* AIM OF THE EXERCISE
Pull out every line from the listing that has the word "page".

Entries with figure data:
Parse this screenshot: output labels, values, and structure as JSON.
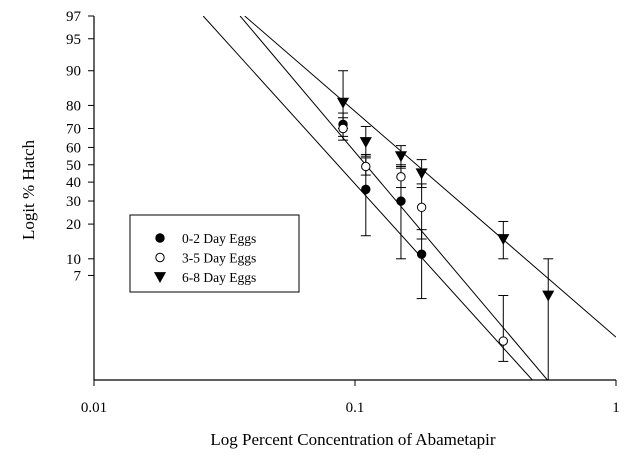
{
  "chart_data": {
    "type": "scatter",
    "xlabel": "Log Percent Concentration of Abametapir",
    "ylabel": "Logit % Hatch",
    "x_scale": "log",
    "y_scale": "logit",
    "xlim": [
      0.01,
      1
    ],
    "ylim": [
      0.65,
      97
    ],
    "x_ticks": [
      {
        "value": 0.01,
        "label": "0.01"
      },
      {
        "value": 0.1,
        "label": "0.1"
      },
      {
        "value": 1,
        "label": "1"
      }
    ],
    "y_ticks": [
      {
        "value": 7,
        "label": "7"
      },
      {
        "value": 10,
        "label": "10"
      },
      {
        "value": 20,
        "label": "20"
      },
      {
        "value": 30,
        "label": "30"
      },
      {
        "value": 40,
        "label": "40"
      },
      {
        "value": 50,
        "label": "50"
      },
      {
        "value": 60,
        "label": "60"
      },
      {
        "value": 70,
        "label": "70"
      },
      {
        "value": 80,
        "label": "80"
      },
      {
        "value": 90,
        "label": "90"
      },
      {
        "value": 95,
        "label": "95"
      },
      {
        "value": 97,
        "label": "97"
      }
    ],
    "grid": false,
    "legend_position": "center-left",
    "series": [
      {
        "name": "0-2 Day Eggs",
        "marker": "filled-circle",
        "points": [
          {
            "x": 0.09,
            "y": 72,
            "lo": 66,
            "hi": 77
          },
          {
            "x": 0.11,
            "y": 36,
            "lo": 16,
            "hi": 56
          },
          {
            "x": 0.15,
            "y": 30,
            "lo": 10,
            "hi": 50
          },
          {
            "x": 0.18,
            "y": 11,
            "lo": 4.2,
            "hi": 18
          }
        ],
        "fit_line": [
          [
            0.0262,
            97
          ],
          [
            0.478,
            0.65
          ]
        ]
      },
      {
        "name": "3-5 Day Eggs",
        "marker": "open-circle",
        "points": [
          {
            "x": 0.09,
            "y": 70,
            "lo": 64,
            "hi": 75
          },
          {
            "x": 0.11,
            "y": 49,
            "lo": 44,
            "hi": 54
          },
          {
            "x": 0.15,
            "y": 43,
            "lo": 37,
            "hi": 48
          },
          {
            "x": 0.18,
            "y": 27,
            "lo": 15,
            "hi": 39
          },
          {
            "x": 0.37,
            "y": 1.6,
            "lo": 1.0,
            "hi": 4.5
          }
        ],
        "fit_line": [
          [
            0.0363,
            97
          ],
          [
            0.546,
            0.65
          ]
        ]
      },
      {
        "name": "6-8 Day Eggs",
        "marker": "filled-triangle-down",
        "points": [
          {
            "x": 0.09,
            "y": 81,
            "lo": 70,
            "hi": 90
          },
          {
            "x": 0.11,
            "y": 63,
            "lo": 55,
            "hi": 71
          },
          {
            "x": 0.15,
            "y": 55,
            "lo": 49,
            "hi": 61
          },
          {
            "x": 0.18,
            "y": 45,
            "lo": 37,
            "hi": 53
          },
          {
            "x": 0.37,
            "y": 15,
            "lo": 10,
            "hi": 21
          },
          {
            "x": 0.55,
            "y": 4.5,
            "lo": 0.65,
            "hi": 10
          }
        ],
        "fit_line": [
          [
            0.0378,
            97
          ],
          [
            1.0,
            1.75
          ]
        ]
      }
    ]
  }
}
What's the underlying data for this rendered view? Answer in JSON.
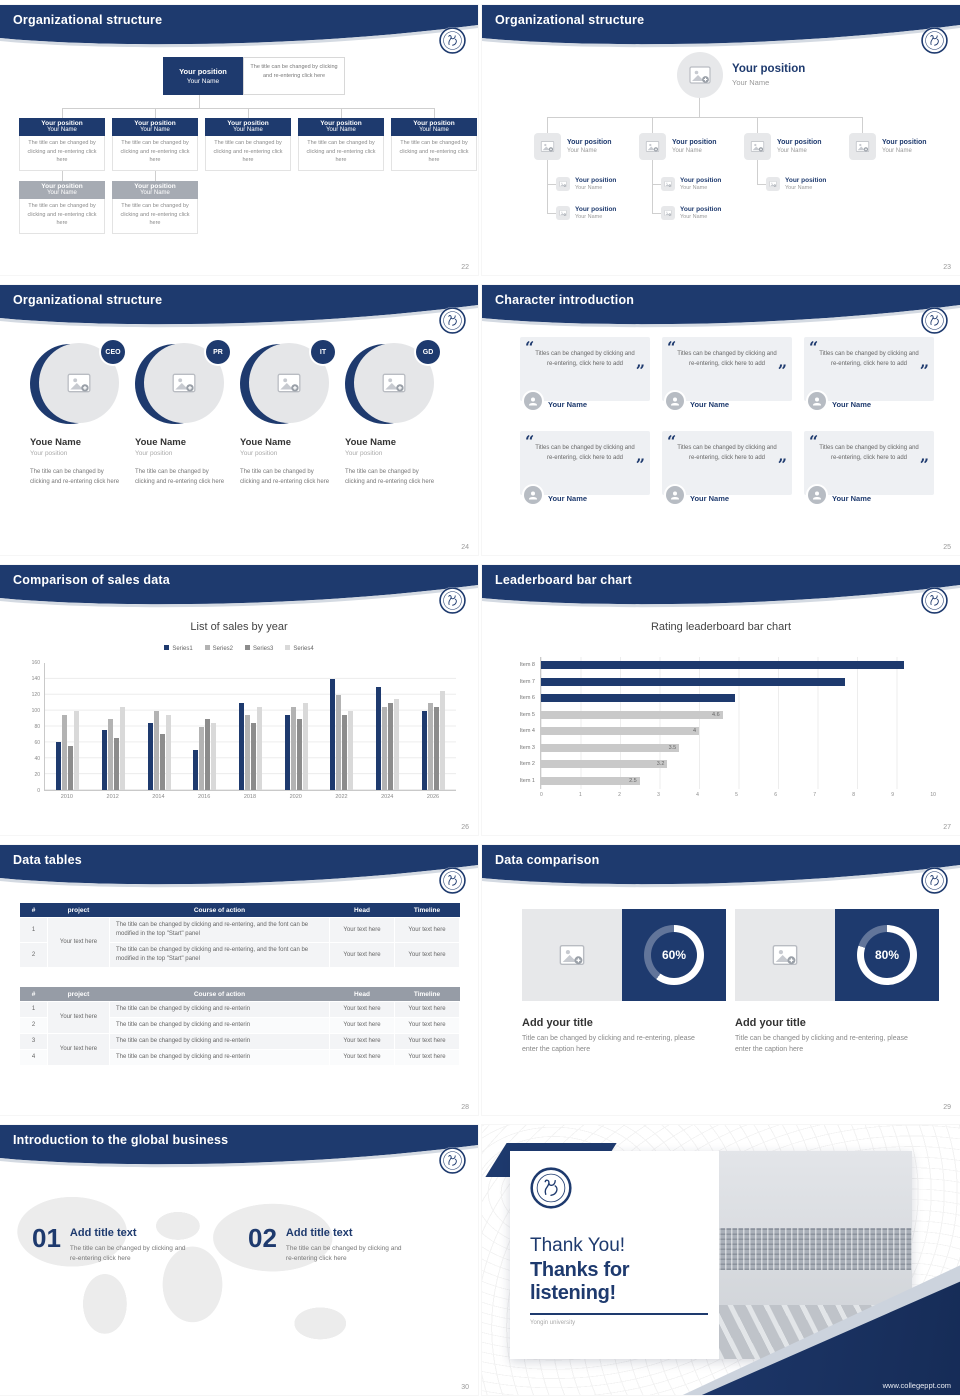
{
  "brand": {
    "navy": "#1e3a6e",
    "site": "www.collegeppt.com"
  },
  "icons": {
    "university_logo": "university-seal-icon",
    "image_placeholder": "image-placeholder-icon",
    "person": "person-icon",
    "quote_open": "“",
    "quote_close": "”"
  },
  "slides": {
    "s22": {
      "header": "Organizational structure",
      "page": "22",
      "root_position": "Your position",
      "root_name": "Your Name",
      "root_caption": "The title can be changed by clicking and re-entering click here",
      "node_position": "Your position",
      "node_name": "Your Name",
      "node_caption": "The title can be changed by clicking and re-entering click here"
    },
    "s23": {
      "header": "Organizational structure",
      "page": "23",
      "position": "Your position",
      "name": "Your Name"
    },
    "s24": {
      "header": "Organizational structure",
      "page": "24",
      "roles": [
        "CEO",
        "PR",
        "IT",
        "GD"
      ],
      "name": "Youe Name",
      "position": "Your position",
      "caption": "The title can be changed by clicking and re-entering click here"
    },
    "s25": {
      "header": "Character introduction",
      "page": "25",
      "quote": "Titles can be changed by clicking and re-entering, click here to add",
      "name": "Your Name"
    },
    "s26": {
      "header": "Comparison of sales data",
      "page": "26"
    },
    "s27": {
      "header": "Leaderboard bar chart",
      "page": "27"
    },
    "s28": {
      "header": "Data tables",
      "page": "28",
      "table1": {
        "headers": [
          "#",
          "project",
          "Course of action",
          "Head",
          "Timeline"
        ],
        "rows": [
          [
            "1",
            "Your text here",
            "The title can be changed by clicking and re-entering, and the font can be modified in the top \"Start\" panel",
            "Your text here",
            "Your text here"
          ],
          [
            "2",
            "",
            "The title can be changed by clicking and re-entering, and the font can be modified in the top \"Start\" panel",
            "Your text here",
            "Your text here"
          ]
        ]
      },
      "table2": {
        "headers": [
          "#",
          "project",
          "Course of action",
          "Head",
          "Timeline"
        ],
        "rows": [
          [
            "1",
            "Your text here",
            "The title can be changed by clicking and re-enterin",
            "Your text here",
            "Your text here"
          ],
          [
            "2",
            "",
            "The title can be changed by clicking and re-enterin",
            "Your text here",
            "Your text here"
          ],
          [
            "3",
            "Your text here",
            "The title can be changed by clicking and re-enterin",
            "Your text here",
            "Your text here"
          ],
          [
            "4",
            "",
            "The title can be changed by clicking and re-enterin",
            "Your text here",
            "Your text here"
          ]
        ]
      }
    },
    "s29": {
      "header": "Data comparison",
      "page": "29",
      "panels": [
        {
          "percent": 60,
          "percent_label": "60%",
          "title": "Add your title",
          "caption": "Title can be changed by clicking and re-entering, please enter the caption here"
        },
        {
          "percent": 80,
          "percent_label": "80%",
          "title": "Add your title",
          "caption": "Title can be changed by clicking and re-entering, please enter the caption here"
        }
      ]
    },
    "s30": {
      "header": "Introduction to the global business",
      "page": "30",
      "items": [
        {
          "num": "01",
          "title": "Add title text",
          "caption": "The title can be changed by clicking and re-entering click here"
        },
        {
          "num": "02",
          "title": "Add title text",
          "caption": "The title can be changed by clicking and re-entering click here"
        }
      ]
    },
    "s31": {
      "thank_you": "Thank You!",
      "subtitle": "Thanks for listening!",
      "university": "Yongin university"
    }
  },
  "chart_data": [
    {
      "type": "bar",
      "title": "List of sales by year",
      "categories": [
        "2010",
        "2012",
        "2014",
        "2016",
        "2018",
        "2020",
        "2022",
        "2024",
        "2026"
      ],
      "series": [
        {
          "name": "Series1",
          "color": "#1e3a6e",
          "values": [
            60,
            75,
            85,
            50,
            110,
            95,
            140,
            130,
            100
          ]
        },
        {
          "name": "Series2",
          "color": "#b3b3b3",
          "values": [
            95,
            90,
            100,
            80,
            95,
            105,
            120,
            105,
            110
          ]
        },
        {
          "name": "Series3",
          "color": "#8c8c8c",
          "values": [
            55,
            65,
            70,
            90,
            85,
            90,
            95,
            110,
            105
          ]
        },
        {
          "name": "Series4",
          "color": "#d9d9d9",
          "values": [
            100,
            105,
            95,
            85,
            105,
            110,
            100,
            115,
            125
          ]
        }
      ],
      "xlabel": "",
      "ylabel": "",
      "ylim": [
        0,
        160
      ],
      "yticks": [
        0,
        20,
        40,
        60,
        80,
        100,
        120,
        140,
        160
      ],
      "legend_position": "top",
      "grid": true
    },
    {
      "type": "bar-horizontal",
      "title": "Rating leaderboard bar chart",
      "categories": [
        "Item 8",
        "Item 7",
        "Item 6",
        "Item 5",
        "Item 4",
        "Item 3",
        "Item 2",
        "Item 1"
      ],
      "values": [
        9.2,
        7.7,
        4.9,
        4.6,
        4,
        3.5,
        3.2,
        2.5
      ],
      "colors": [
        "#1e3a6e",
        "#1e3a6e",
        "#1e3a6e",
        "#c9c9c9",
        "#c9c9c9",
        "#c9c9c9",
        "#c9c9c9",
        "#c9c9c9"
      ],
      "bar_labels": [
        "",
        "",
        "",
        "4.6",
        "4",
        "3.5",
        "3.2",
        "2.5"
      ],
      "xlim": [
        0,
        10
      ],
      "xticks": [
        0,
        1,
        2,
        3,
        4,
        5,
        6,
        7,
        8,
        9,
        10
      ],
      "grid": true
    }
  ]
}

* EXERCISE OUTPUT
      "page": "22",
      "page": "23",
      "page": "24",
      "page": "25",
      "page": "26"
      "page": "27"
      "page": "28",
      "page": "29",
      "page": "30",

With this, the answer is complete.